→ What the exercise asks
Where a line of the material contains the string "sekali", copy that line.

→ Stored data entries
>>

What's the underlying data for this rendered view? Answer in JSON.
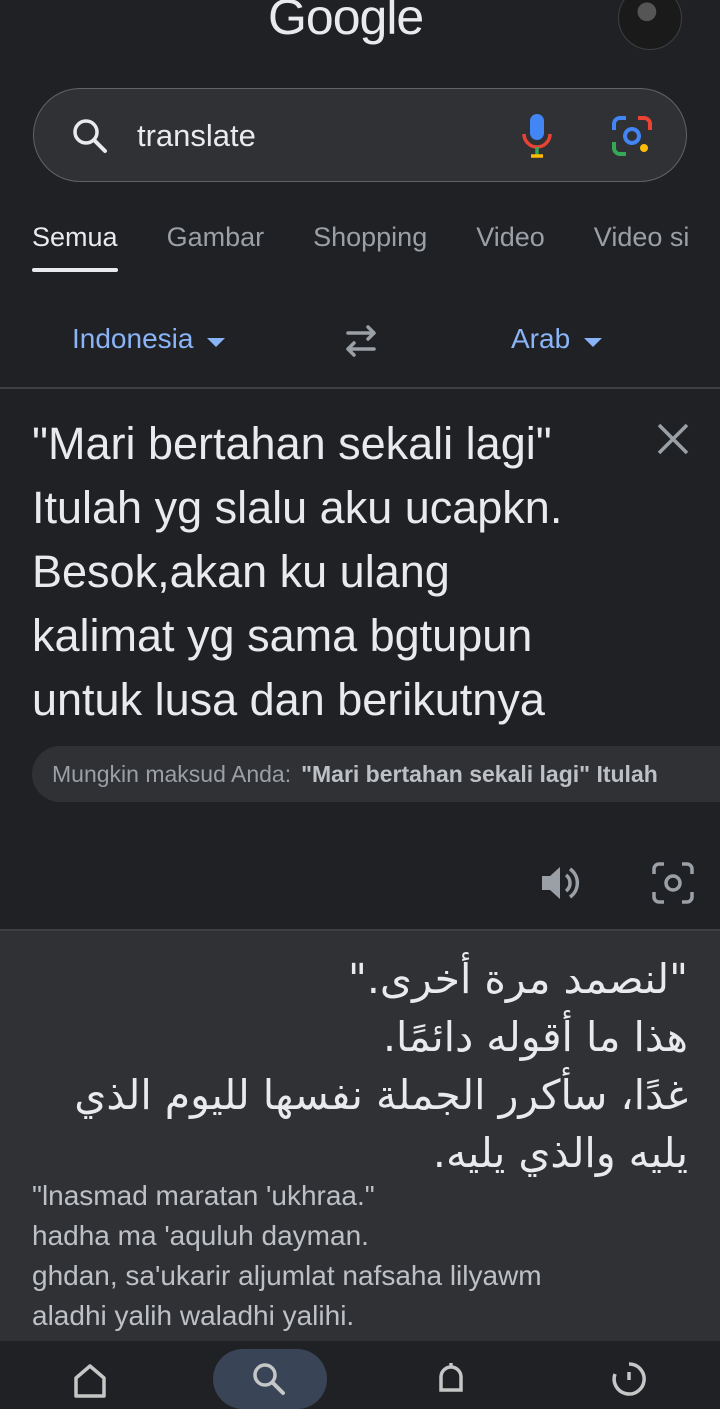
{
  "header": {
    "logo": "Google"
  },
  "search": {
    "query": "translate",
    "icons": [
      "search-icon",
      "mic-icon",
      "lens-icon"
    ]
  },
  "tabs": [
    {
      "label": "Semua",
      "active": true
    },
    {
      "label": "Gambar"
    },
    {
      "label": "Shopping"
    },
    {
      "label": "Video"
    },
    {
      "label": "Video si"
    }
  ],
  "translate": {
    "source_lang": "Indonesia",
    "target_lang": "Arab",
    "source_text": "\"Mari bertahan sekali lagi\"\nItulah yg slalu aku ucapkn.\nBesok,akan ku ulang\nkalimat yg sama bgtupun\nuntuk lusa dan berikutnya",
    "suggestion_label": "Mungkin maksud Anda:",
    "suggestion_value": "\"Mari bertahan sekali lagi\" Itulah",
    "result_arabic": "\"لنصمد مرة أخرى.\"\nهذا ما أقوله دائمًا.\nغدًا، سأكرر الجملة نفسها لليوم الذي\nيليه والذي يليه.",
    "result_translit": "\"lnasmad maratan 'ukhraa.\"\nhadha ma 'aquluh dayman.\nghdan, sa'ukarir aljumlat nafsaha lilyawm\naladhi yalih waladhi yalihi."
  },
  "colors": {
    "background": "#202124",
    "surface": "#303134",
    "link": "#8ab4f8"
  },
  "bottom_nav": [
    "home-icon",
    "search-icon",
    "notifications-icon",
    "history-icon"
  ]
}
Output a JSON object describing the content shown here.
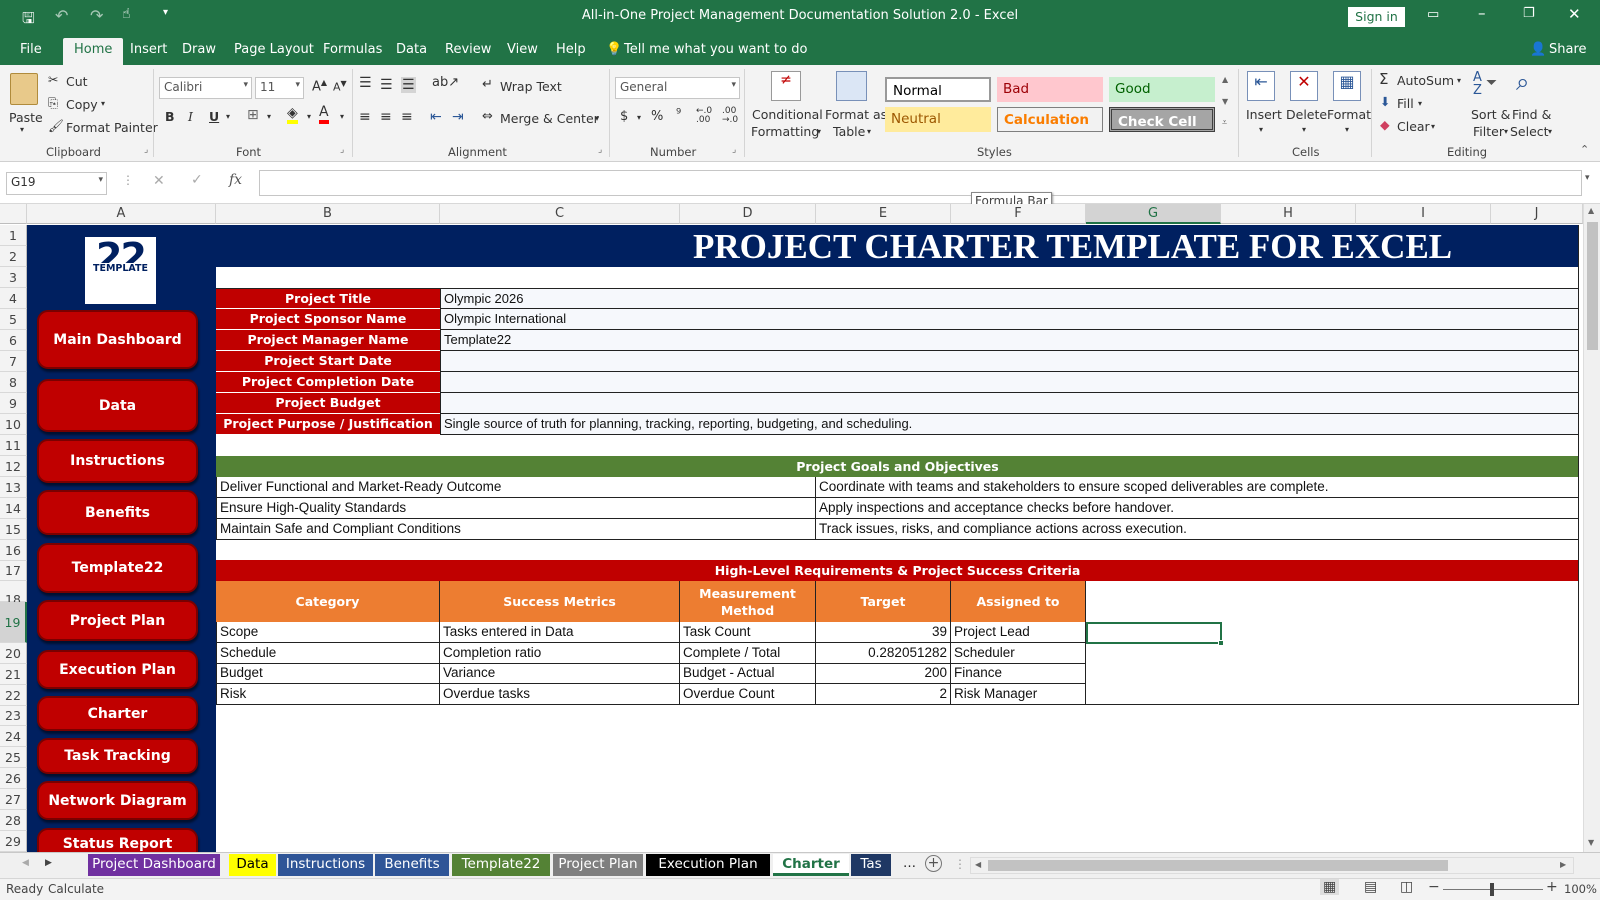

<<

→ Answer for this exercise
    "source_text": "\"Mari bertahan sekali lagi\"\nItulah yg slalu aku ucapkn.\nBesok,akan ku ulang\nkalimat yg sama bgtupun\nuntuk lusa dan berikutnya",
    "suggestion_value": "\"Mari bertahan sekali lagi\" Itulah",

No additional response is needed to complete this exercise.